RECORDED DATA
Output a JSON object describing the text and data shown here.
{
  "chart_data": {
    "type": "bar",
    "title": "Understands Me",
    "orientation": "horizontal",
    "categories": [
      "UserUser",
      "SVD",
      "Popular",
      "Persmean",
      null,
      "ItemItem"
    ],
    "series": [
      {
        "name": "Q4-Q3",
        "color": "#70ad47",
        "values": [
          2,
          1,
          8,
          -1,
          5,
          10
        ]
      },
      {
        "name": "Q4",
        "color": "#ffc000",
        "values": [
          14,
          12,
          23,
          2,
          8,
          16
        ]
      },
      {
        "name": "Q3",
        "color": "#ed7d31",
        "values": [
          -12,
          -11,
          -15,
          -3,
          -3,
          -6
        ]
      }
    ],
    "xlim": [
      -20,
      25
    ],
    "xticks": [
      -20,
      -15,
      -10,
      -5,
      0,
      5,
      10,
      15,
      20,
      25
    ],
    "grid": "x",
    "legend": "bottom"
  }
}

PROBLEM
Transcribe the data above in full, exactly.

TASK RESULT
Output a JSON object describing the text and data shown here.
{
  "chart_data": {
    "type": "bar",
    "title": "Understands Me",
    "orientation": "horizontal",
    "categories": [
      "UserUser",
      "SVD",
      "Popular",
      "Persmean",
      null,
      "ItemItem"
    ],
    "series": [
      {
        "name": "Q4-Q3",
        "color": "#70ad47",
        "values": [
          2,
          1,
          8,
          -1,
          5,
          10
        ]
      },
      {
        "name": "Q4",
        "color": "#ffc000",
        "values": [
          14,
          12,
          23,
          2,
          8,
          16
        ]
      },
      {
        "name": "Q3",
        "color": "#ed7d31",
        "values": [
          -12,
          -11,
          -15,
          -3,
          -3,
          -6
        ]
      }
    ],
    "xlim": [
      -20,
      25
    ],
    "xticks": [
      -20,
      -15,
      -10,
      -5,
      0,
      5,
      10,
      15,
      20,
      25
    ],
    "grid": "x",
    "legend": "bottom"
  }
}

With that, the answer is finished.